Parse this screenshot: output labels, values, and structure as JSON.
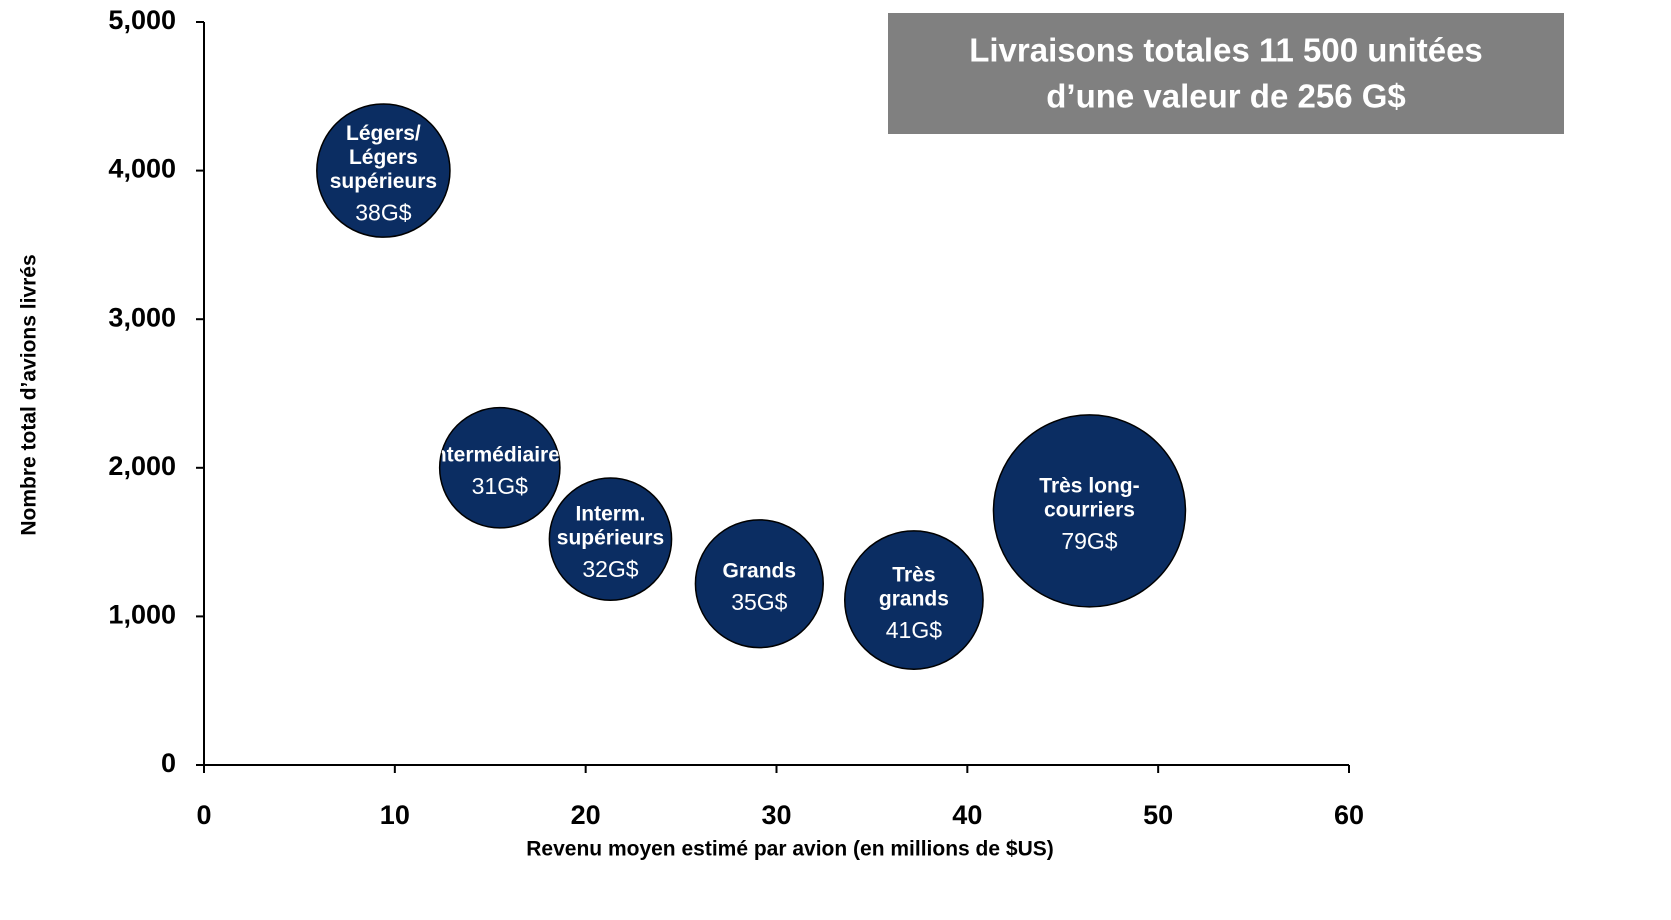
{
  "chart_data": {
    "type": "scatter",
    "annotation": [
      "Livraisons totales 11 500 unitées",
      "d’une valeur de 256 G$"
    ],
    "x_label": "Revenu moyen estimé par avion (en millions de $US)",
    "y_label": "Nombre total d’avions livrés",
    "xlim": [
      0,
      60
    ],
    "xticks": [
      0,
      10,
      20,
      30,
      40,
      50,
      60
    ],
    "ylim": [
      0,
      5000
    ],
    "yticks": [
      0,
      {
        "value": 1000,
        "label": "1,000"
      },
      {
        "value": 2000,
        "label": "2,000"
      },
      {
        "value": 3000,
        "label": "3,000"
      },
      {
        "value": 4000,
        "label": "4,000"
      },
      {
        "value": 5000,
        "label": "5,000"
      }
    ],
    "series": [
      {
        "color": "#0b2d62",
        "labels": [
          [
            "Légers/",
            "Légers",
            "supérieurs"
          ],
          [
            "Intermédiaires"
          ],
          [
            "Interm.",
            "supérieurs"
          ],
          [
            "Grands"
          ],
          [
            "Très",
            "grands"
          ],
          [
            "Très long-",
            "courriers"
          ]
        ],
        "x": [
          9.4,
          15.5,
          21.3,
          29.1,
          37.2,
          46.4
        ],
        "values": [
          4000,
          2000,
          1520,
          1220,
          1110,
          1710
        ],
        "sizes": [
          38,
          31,
          32,
          35,
          41,
          79
        ],
        "value_labels": [
          "38G$",
          "31G$",
          "32G$",
          "35G$",
          "41G$",
          "79G$"
        ]
      }
    ]
  }
}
········
#### [Problem]
Leaving out the pictures, repeat the data above exactly.

#### [Answer to the problem]
Parse this screenshot: output labels, values, and structure as JSON.
{
  "chart_data": {
    "type": "scatter",
    "annotation": [
      "Livraisons totales 11 500 unitées",
      "d’une valeur de 256 G$"
    ],
    "x_label": "Revenu moyen estimé par avion (en millions de $US)",
    "y_label": "Nombre total d’avions livrés",
    "xlim": [
      0,
      60
    ],
    "xticks": [
      0,
      10,
      20,
      30,
      40,
      50,
      60
    ],
    "ylim": [
      0,
      5000
    ],
    "yticks": [
      0,
      {
        "value": 1000,
        "label": "1,000"
      },
      {
        "value": 2000,
        "label": "2,000"
      },
      {
        "value": 3000,
        "label": "3,000"
      },
      {
        "value": 4000,
        "label": "4,000"
      },
      {
        "value": 5000,
        "label": "5,000"
      }
    ],
    "series": [
      {
        "color": "#0b2d62",
        "labels": [
          [
            "Légers/",
            "Légers",
            "supérieurs"
          ],
          [
            "Intermédiaires"
          ],
          [
            "Interm.",
            "supérieurs"
          ],
          [
            "Grands"
          ],
          [
            "Très",
            "grands"
          ],
          [
            "Très long-",
            "courriers"
          ]
        ],
        "x": [
          9.4,
          15.5,
          21.3,
          29.1,
          37.2,
          46.4
        ],
        "values": [
          4000,
          2000,
          1520,
          1220,
          1110,
          1710
        ],
        "sizes": [
          38,
          31,
          32,
          35,
          41,
          79
        ],
        "value_labels": [
          "38G$",
          "31G$",
          "32G$",
          "35G$",
          "41G$",
          "79G$"
        ]
      }
    ]
  }
}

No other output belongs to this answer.